Description of the task: Take every line from the listing below that contains "JSON".

-*-*-

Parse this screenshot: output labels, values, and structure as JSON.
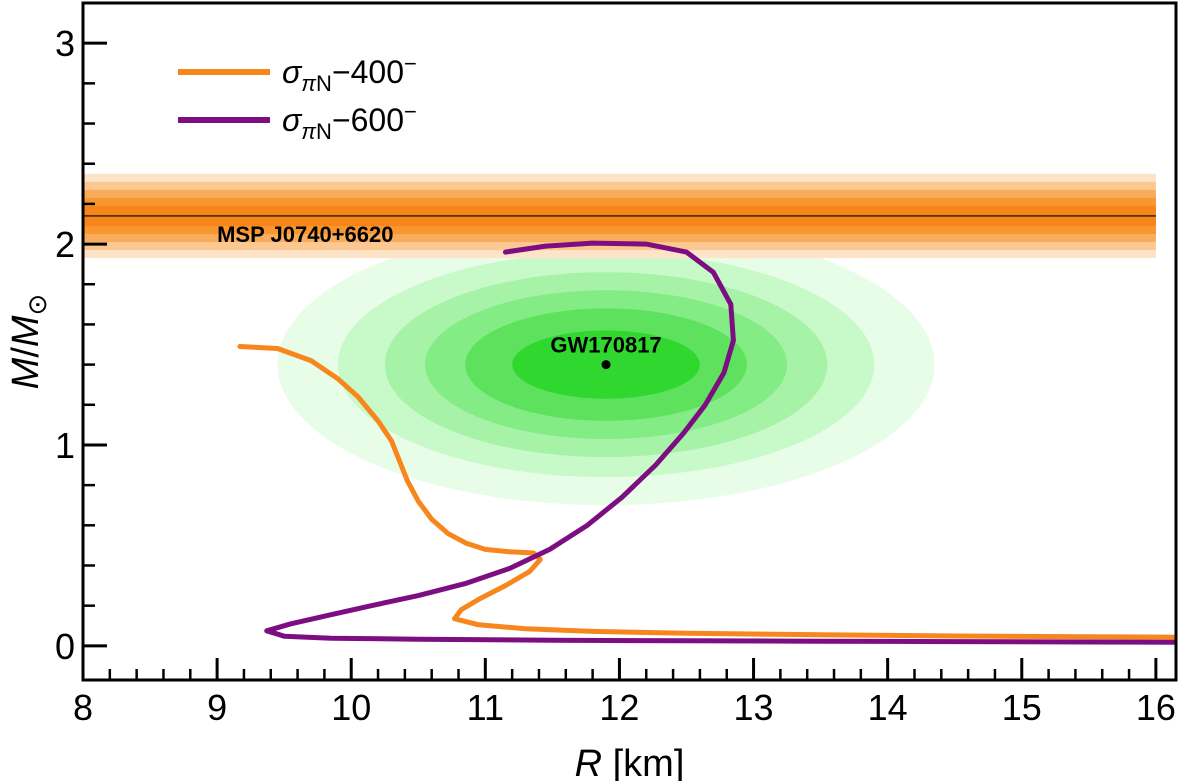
{
  "chart_data": {
    "type": "line",
    "title": "",
    "xlabel": {
      "var": "R",
      "unit": " [km]"
    },
    "ylabel": {
      "var": "M",
      "sep": "/",
      "sun": "M",
      "sun_sub": "⊙"
    },
    "xlim": [
      8,
      16.15
    ],
    "ylim": [
      -0.17,
      3.2
    ],
    "x_ticks": [
      8,
      9,
      10,
      11,
      12,
      13,
      14,
      15,
      16
    ],
    "y_ticks": [
      0,
      1,
      2,
      3
    ],
    "series": [
      {
        "name": "σπN-400⁻",
        "legend": {
          "sym": "σ",
          "sub": "πN",
          "rest": "−400",
          "sup": "−"
        },
        "color": "#f7861d",
        "points": [
          [
            9.17,
            1.49
          ],
          [
            9.45,
            1.48
          ],
          [
            9.7,
            1.42
          ],
          [
            9.9,
            1.33
          ],
          [
            10.05,
            1.24
          ],
          [
            10.2,
            1.12
          ],
          [
            10.3,
            1.02
          ],
          [
            10.36,
            0.92
          ],
          [
            10.42,
            0.82
          ],
          [
            10.5,
            0.72
          ],
          [
            10.6,
            0.63
          ],
          [
            10.72,
            0.56
          ],
          [
            10.86,
            0.51
          ],
          [
            11.0,
            0.48
          ],
          [
            11.18,
            0.468
          ],
          [
            11.36,
            0.462
          ],
          [
            11.41,
            0.43
          ],
          [
            11.33,
            0.37
          ],
          [
            11.15,
            0.3
          ],
          [
            10.96,
            0.235
          ],
          [
            10.82,
            0.18
          ],
          [
            10.77,
            0.135
          ],
          [
            10.95,
            0.105
          ],
          [
            11.3,
            0.085
          ],
          [
            11.8,
            0.072
          ],
          [
            12.5,
            0.063
          ],
          [
            13.5,
            0.055
          ],
          [
            14.5,
            0.049
          ],
          [
            15.5,
            0.045
          ],
          [
            16.15,
            0.043
          ]
        ]
      },
      {
        "name": "σπN-600⁻",
        "legend": {
          "sym": "σ",
          "sub": "πN",
          "rest": "−600",
          "sup": "−"
        },
        "color": "#7d0e82",
        "points": [
          [
            11.15,
            1.96
          ],
          [
            11.45,
            1.99
          ],
          [
            11.8,
            2.005
          ],
          [
            12.2,
            2.0
          ],
          [
            12.5,
            1.96
          ],
          [
            12.7,
            1.86
          ],
          [
            12.83,
            1.7
          ],
          [
            12.85,
            1.52
          ],
          [
            12.78,
            1.36
          ],
          [
            12.64,
            1.2
          ],
          [
            12.48,
            1.06
          ],
          [
            12.27,
            0.9
          ],
          [
            12.02,
            0.74
          ],
          [
            11.76,
            0.6
          ],
          [
            11.48,
            0.48
          ],
          [
            11.18,
            0.385
          ],
          [
            10.85,
            0.31
          ],
          [
            10.5,
            0.25
          ],
          [
            10.15,
            0.2
          ],
          [
            9.85,
            0.155
          ],
          [
            9.55,
            0.11
          ],
          [
            9.37,
            0.075
          ],
          [
            9.5,
            0.048
          ],
          [
            9.85,
            0.038
          ],
          [
            10.5,
            0.033
          ],
          [
            11.5,
            0.028
          ],
          [
            12.5,
            0.025
          ],
          [
            13.5,
            0.023
          ],
          [
            14.5,
            0.021
          ],
          [
            15.5,
            0.019
          ],
          [
            16.15,
            0.018
          ]
        ]
      }
    ],
    "bands": [
      {
        "name": "MSP J0740+6620",
        "label": "MSP J0740+6620",
        "center": 2.14,
        "x_range": [
          8,
          16
        ],
        "half_widths": [
          0.21,
          0.17,
          0.13,
          0.09,
          0.05
        ],
        "colors": [
          "#fde3c8",
          "#fbc892",
          "#f9ad5c",
          "#f8962f",
          "#f7861a"
        ],
        "line_color": "#000000"
      }
    ],
    "regions": [
      {
        "name": "GW170817",
        "label": "GW170817",
        "center": [
          11.9,
          1.4
        ],
        "radii": [
          [
            2.45,
            0.7
          ],
          [
            2.0,
            0.56
          ],
          [
            1.65,
            0.46
          ],
          [
            1.35,
            0.37
          ],
          [
            1.05,
            0.28
          ],
          [
            0.7,
            0.17
          ]
        ],
        "colors": [
          "#e8fde8",
          "#c8f9c8",
          "#a6f2a6",
          "#84ec84",
          "#5ee25e",
          "#2fd72f"
        ],
        "marker": [
          11.9,
          1.4
        ]
      }
    ]
  }
}
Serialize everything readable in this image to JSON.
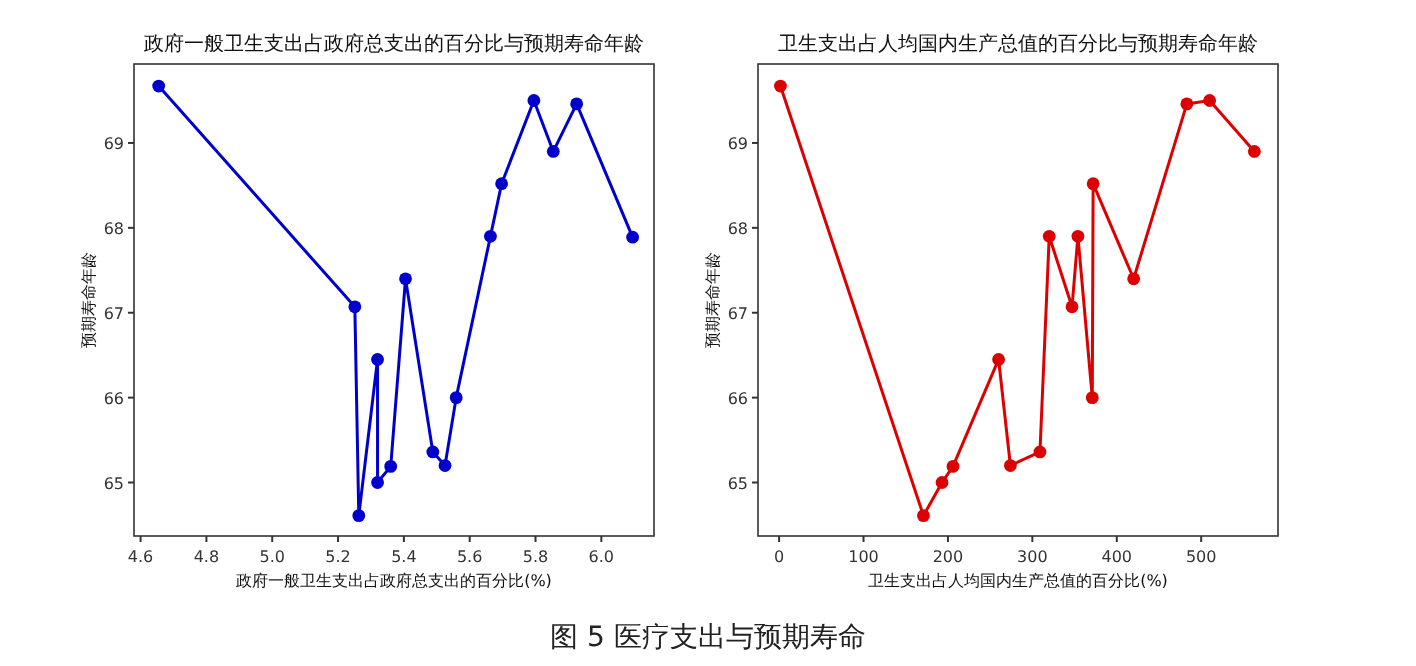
{
  "chart_data": [
    {
      "type": "line",
      "title": "政府一般卫生支出占政府总支出的百分比与预期寿命年龄",
      "xlabel": "政府一般卫生支出占政府总支出的百分比(%)",
      "ylabel": "预期寿命年龄",
      "marker": "circle",
      "grid": false,
      "xlim": [
        4.58,
        6.16
      ],
      "ylim": [
        64.37,
        69.93
      ],
      "xticks": [
        {
          "value": 4.6,
          "label": "4.6"
        },
        {
          "value": 4.8,
          "label": "4.8"
        },
        {
          "value": 5.0,
          "label": "5.0"
        },
        {
          "value": 5.2,
          "label": "5.2"
        },
        {
          "value": 5.4,
          "label": "5.4"
        },
        {
          "value": 5.6,
          "label": "5.6"
        },
        {
          "value": 5.8,
          "label": "5.8"
        },
        {
          "value": 6.0,
          "label": "6.0"
        }
      ],
      "yticks": [
        65,
        66,
        67,
        68,
        69
      ],
      "series": [
        {
          "color": "#0000cc",
          "x": [
            4.655,
            5.251,
            5.263,
            5.32,
            5.32,
            5.36,
            5.405,
            5.488,
            5.525,
            5.559,
            5.663,
            5.697,
            5.795,
            5.854,
            5.925,
            6.095
          ],
          "values": [
            69.67,
            67.07,
            64.61,
            66.45,
            65.0,
            65.19,
            67.4,
            65.36,
            65.2,
            66.0,
            67.9,
            68.52,
            69.5,
            68.9,
            69.46,
            67.89
          ]
        }
      ],
      "annotations": [
        "图 5 医疗支出与预期寿命"
      ]
    },
    {
      "type": "line",
      "title": "卫生支出占人均国内生产总值的百分比与预期寿命年龄",
      "xlabel": "卫生支出占人均国内生产总值的百分比(%)",
      "ylabel": "预期寿命年龄",
      "marker": "circle",
      "grid": false,
      "xlim": [
        -25,
        591
      ],
      "ylim": [
        64.37,
        69.93
      ],
      "xticks": [
        0,
        100,
        200,
        300,
        400,
        500
      ],
      "yticks": [
        65,
        66,
        67,
        68,
        69
      ],
      "series": [
        {
          "color": "#dd0000",
          "x": [
            1.6,
            171,
            193,
            206,
            260,
            274,
            309,
            320,
            347,
            354,
            371,
            372,
            420,
            483,
            510,
            563
          ],
          "values": [
            69.67,
            64.61,
            65.0,
            65.19,
            66.45,
            65.2,
            65.36,
            67.9,
            67.07,
            67.9,
            66.0,
            68.52,
            67.4,
            69.46,
            69.5,
            68.9
          ]
        }
      ]
    }
  ]
}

-*-*-

Reply to the exercise:
Parse this screenshot: output labels, values, and structure as JSON.
Serialize everything readable in this image to JSON.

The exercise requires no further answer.